SET EXERCISE: Repeat the material below exactly, line for line.

Items from a dataset
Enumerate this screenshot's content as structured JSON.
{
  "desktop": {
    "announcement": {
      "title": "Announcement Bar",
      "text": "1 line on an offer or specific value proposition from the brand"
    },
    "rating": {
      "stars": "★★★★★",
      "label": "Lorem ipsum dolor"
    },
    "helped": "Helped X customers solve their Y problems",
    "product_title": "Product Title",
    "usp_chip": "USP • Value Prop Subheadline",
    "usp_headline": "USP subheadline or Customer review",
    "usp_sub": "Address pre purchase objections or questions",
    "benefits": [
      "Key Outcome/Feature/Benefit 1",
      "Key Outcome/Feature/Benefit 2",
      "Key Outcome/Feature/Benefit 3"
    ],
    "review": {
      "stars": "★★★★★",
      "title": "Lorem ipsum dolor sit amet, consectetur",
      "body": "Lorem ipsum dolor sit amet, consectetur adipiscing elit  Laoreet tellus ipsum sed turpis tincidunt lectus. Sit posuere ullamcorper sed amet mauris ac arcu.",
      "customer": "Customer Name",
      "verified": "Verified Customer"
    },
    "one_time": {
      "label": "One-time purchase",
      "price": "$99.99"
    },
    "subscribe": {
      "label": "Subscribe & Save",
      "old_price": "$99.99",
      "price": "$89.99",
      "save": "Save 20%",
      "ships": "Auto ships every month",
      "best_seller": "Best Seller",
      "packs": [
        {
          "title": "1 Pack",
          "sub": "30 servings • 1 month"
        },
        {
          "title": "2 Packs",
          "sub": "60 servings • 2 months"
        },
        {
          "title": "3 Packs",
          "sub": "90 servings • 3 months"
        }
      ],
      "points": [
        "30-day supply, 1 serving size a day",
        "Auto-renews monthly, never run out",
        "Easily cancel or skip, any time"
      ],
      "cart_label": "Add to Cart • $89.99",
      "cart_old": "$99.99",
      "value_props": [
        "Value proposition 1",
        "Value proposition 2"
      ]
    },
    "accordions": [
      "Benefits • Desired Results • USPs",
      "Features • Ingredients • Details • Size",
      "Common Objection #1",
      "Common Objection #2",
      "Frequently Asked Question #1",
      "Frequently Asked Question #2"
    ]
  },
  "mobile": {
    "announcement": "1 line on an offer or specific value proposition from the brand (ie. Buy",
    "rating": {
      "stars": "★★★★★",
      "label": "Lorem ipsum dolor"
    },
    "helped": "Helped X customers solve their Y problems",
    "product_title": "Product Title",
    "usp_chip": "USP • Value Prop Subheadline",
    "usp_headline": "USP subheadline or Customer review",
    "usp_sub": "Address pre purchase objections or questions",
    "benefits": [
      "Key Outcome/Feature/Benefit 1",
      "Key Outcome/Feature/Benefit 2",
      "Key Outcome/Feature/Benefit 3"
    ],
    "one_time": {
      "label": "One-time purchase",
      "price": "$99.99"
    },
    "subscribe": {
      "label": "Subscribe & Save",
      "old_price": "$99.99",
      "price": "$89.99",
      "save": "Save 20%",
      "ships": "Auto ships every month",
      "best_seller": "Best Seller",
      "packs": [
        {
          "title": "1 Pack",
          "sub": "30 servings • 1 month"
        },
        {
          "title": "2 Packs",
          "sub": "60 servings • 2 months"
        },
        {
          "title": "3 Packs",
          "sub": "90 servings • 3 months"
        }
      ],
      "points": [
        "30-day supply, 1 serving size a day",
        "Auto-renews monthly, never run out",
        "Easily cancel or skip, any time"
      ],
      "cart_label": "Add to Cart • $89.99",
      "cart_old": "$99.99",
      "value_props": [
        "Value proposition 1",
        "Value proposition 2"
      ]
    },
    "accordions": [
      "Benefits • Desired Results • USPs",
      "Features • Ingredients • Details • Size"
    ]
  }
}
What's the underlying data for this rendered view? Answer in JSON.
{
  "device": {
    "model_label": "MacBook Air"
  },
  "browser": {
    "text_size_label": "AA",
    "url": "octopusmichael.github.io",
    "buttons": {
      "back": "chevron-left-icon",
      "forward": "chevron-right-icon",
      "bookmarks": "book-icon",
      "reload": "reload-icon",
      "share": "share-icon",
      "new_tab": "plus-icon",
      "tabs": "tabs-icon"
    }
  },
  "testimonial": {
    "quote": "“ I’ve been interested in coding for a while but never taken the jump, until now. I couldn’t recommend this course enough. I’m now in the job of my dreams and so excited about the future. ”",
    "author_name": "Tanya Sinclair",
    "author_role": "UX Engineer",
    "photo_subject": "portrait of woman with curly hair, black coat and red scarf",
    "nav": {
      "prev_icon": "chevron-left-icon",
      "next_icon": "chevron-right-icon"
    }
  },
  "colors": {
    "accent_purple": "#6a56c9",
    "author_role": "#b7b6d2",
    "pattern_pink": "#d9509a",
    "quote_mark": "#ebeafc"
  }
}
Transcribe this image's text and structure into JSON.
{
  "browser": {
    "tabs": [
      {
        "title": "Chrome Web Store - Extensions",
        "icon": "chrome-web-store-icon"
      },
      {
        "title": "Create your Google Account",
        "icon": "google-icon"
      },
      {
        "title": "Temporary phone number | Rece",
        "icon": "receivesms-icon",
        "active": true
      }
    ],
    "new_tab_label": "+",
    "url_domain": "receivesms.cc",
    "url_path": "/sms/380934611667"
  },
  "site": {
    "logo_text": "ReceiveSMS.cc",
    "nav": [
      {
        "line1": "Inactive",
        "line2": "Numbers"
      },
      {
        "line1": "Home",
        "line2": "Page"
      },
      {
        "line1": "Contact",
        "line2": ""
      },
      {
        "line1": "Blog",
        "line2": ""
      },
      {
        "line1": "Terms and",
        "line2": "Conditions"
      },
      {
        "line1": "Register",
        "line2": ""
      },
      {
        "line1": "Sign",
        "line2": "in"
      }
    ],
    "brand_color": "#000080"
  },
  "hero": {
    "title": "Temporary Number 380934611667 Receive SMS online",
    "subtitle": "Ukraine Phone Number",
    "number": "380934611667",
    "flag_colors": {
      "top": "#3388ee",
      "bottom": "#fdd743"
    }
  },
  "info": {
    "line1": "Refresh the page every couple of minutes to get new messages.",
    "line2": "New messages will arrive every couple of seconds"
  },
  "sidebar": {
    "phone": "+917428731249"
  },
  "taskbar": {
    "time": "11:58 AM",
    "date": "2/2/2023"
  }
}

ANSWER TO THE EXERCISE:
Enumerate this screenshot's content as structured JSON.
{
  "desktop": {
    "announcement": {
      "title": "Announcement Bar",
      "text": "1 line on an offer or specific value proposition from the brand"
    },
    "rating": {
      "stars": "★★★★★",
      "label": "Lorem ipsum dolor"
    },
    "helped": "Helped X customers solve their Y problems",
    "product_title": "Product Title",
    "usp_chip": "USP • Value Prop Subheadline",
    "usp_headline": "USP subheadline or Customer review",
    "usp_sub": "Address pre purchase objections or questions",
    "benefits": [
      "Key Outcome/Feature/Benefit 1",
      "Key Outcome/Feature/Benefit 2",
      "Key Outcome/Feature/Benefit 3"
    ],
    "review": {
      "stars": "★★★★★",
      "title": "Lorem ipsum dolor sit amet, consectetur",
      "body": "Lorem ipsum dolor sit amet, consectetur adipiscing elit  Laoreet tellus ipsum sed turpis tincidunt lectus. Sit posuere ullamcorper sed amet mauris ac arcu.",
      "customer": "Customer Name",
      "verified": "Verified Customer"
    },
    "one_time": {
      "label": "One-time purchase",
      "price": "$99.99"
    },
    "subscribe": {
      "label": "Subscribe & Save",
      "old_price": "$99.99",
      "price": "$89.99",
      "save": "Save 20%",
      "ships": "Auto ships every month",
      "best_seller": "Best Seller",
      "packs": [
        {
          "title": "1 Pack",
          "sub": "30 servings • 1 month"
        },
        {
          "title": "2 Packs",
          "sub": "60 servings • 2 months"
        },
        {
          "title": "3 Packs",
          "sub": "90 servings • 3 months"
        }
      ],
      "points": [
        "30-day supply, 1 serving size a day",
        "Auto-renews monthly, never run out",
        "Easily cancel or skip, any time"
      ],
      "cart_label": "Add to Cart • $89.99",
      "cart_old": "$99.99",
      "value_props": [
        "Value proposition 1",
        "Value proposition 2"
      ]
    },
    "accordions": [
      "Benefits • Desired Results • USPs",
      "Features • Ingredients • Details • Size",
      "Common Objection #1",
      "Common Objection #2",
      "Frequently Asked Question #1",
      "Frequently Asked Question #2"
    ]
  },
  "mobile": {
    "announcement": "1 line on an offer or specific value proposition from the brand (ie. Buy",
    "rating": {
      "stars": "★★★★★",
      "label": "Lorem ipsum dolor"
    },
    "helped": "Helped X customers solve their Y problems",
    "product_title": "Product Title",
    "usp_chip": "USP • Value Prop Subheadline",
    "usp_headline": "USP subheadline or Customer review",
    "usp_sub": "Address pre purchase objections or questions",
    "benefits": [
      "Key Outcome/Feature/Benefit 1",
      "Key Outcome/Feature/Benefit 2",
      "Key Outcome/Feature/Benefit 3"
    ],
    "one_time": {
      "label": "One-time purchase",
      "price": "$99.99"
    },
    "subscribe": {
      "label": "Subscribe & Save",
      "old_price": "$99.99",
      "price": "$89.99",
      "save": "Save 20%",
      "ships": "Auto ships every month",
      "best_seller": "Best Seller",
      "packs": [
        {
          "title": "1 Pack",
          "sub": "30 servings • 1 month"
        },
        {
          "title": "2 Packs",
          "sub": "60 servings • 2 months"
        },
        {
          "title": "3 Packs",
          "sub": "90 servings • 3 months"
        }
      ],
      "points": [
        "30-day supply, 1 serving size a day",
        "Auto-renews monthly, never run out",
        "Easily cancel or skip, any time"
      ],
      "cart_label": "Add to Cart • $89.99",
      "cart_old": "$99.99",
      "value_props": [
        "Value proposition 1",
        "Value proposition 2"
      ]
    },
    "accordions": [
      "Benefits • Desired Results • USPs",
      "Features • Ingredients • Details • Size"
    ]
  }
}
What's the underlying data for this rendered view? Answer in JSON.
{
  "device": {
    "model_label": "MacBook Air"
  },
  "browser": {
    "text_size_label": "AA",
    "url": "octopusmichael.github.io",
    "buttons": {
      "back": "chevron-left-icon",
      "forward": "chevron-right-icon",
      "bookmarks": "book-icon",
      "reload": "reload-icon",
      "share": "share-icon",
      "new_tab": "plus-icon",
      "tabs": "tabs-icon"
    }
  },
  "testimonial": {
    "quote": "“ I’ve been interested in coding for a while but never taken the jump, until now. I couldn’t recommend this course enough. I’m now in the job of my dreams and so excited about the future. ”",
    "author_name": "Tanya Sinclair",
    "author_role": "UX Engineer",
    "photo_subject": "portrait of woman with curly hair, black coat and red scarf",
    "nav": {
      "prev_icon": "chevron-left-icon",
      "next_icon": "chevron-right-icon"
    }
  },
  "colors": {
    "accent_purple": "#6a56c9",
    "author_role": "#b7b6d2",
    "pattern_pink": "#d9509a",
    "quote_mark": "#ebeafc"
  }
}
Transcribe this image's text and structure into JSON.
{
  "browser": {
    "tabs": [
      {
        "title": "Chrome Web Store - Extensions",
        "icon": "chrome-web-store-icon"
      },
      {
        "title": "Create your Google Account",
        "icon": "google-icon"
      },
      {
        "title": "Temporary phone number | Rece",
        "icon": "receivesms-icon",
        "active": true
      }
    ],
    "new_tab_label": "+",
    "url_domain": "receivesms.cc",
    "url_path": "/sms/380934611667"
  },
  "site": {
    "logo_text": "ReceiveSMS.cc",
    "nav": [
      {
        "line1": "Inactive",
        "line2": "Numbers"
      },
      {
        "line1": "Home",
        "line2": "Page"
      },
      {
        "line1": "Contact",
        "line2": ""
      },
      {
        "line1": "Blog",
        "line2": ""
      },
      {
        "line1": "Terms and",
        "line2": "Conditions"
      },
      {
        "line1": "Register",
        "line2": ""
      },
      {
        "line1": "Sign",
        "line2": "in"
      }
    ],
    "brand_color": "#000080"
  },
  "hero": {
    "title": "Temporary Number 380934611667 Receive SMS online",
    "subtitle": "Ukraine Phone Number",
    "number": "380934611667",
    "flag_colors": {
      "top": "#3388ee",
      "bottom": "#fdd743"
    }
  },
  "info": {
    "line1": "Refresh the page every couple of minutes to get new messages.",
    "line2": "New messages will arrive every couple of seconds"
  },
  "sidebar": {
    "phone": "+917428731249"
  },
  "taskbar": {
    "time": "11:58 AM",
    "date": "2/2/2023"
  }
}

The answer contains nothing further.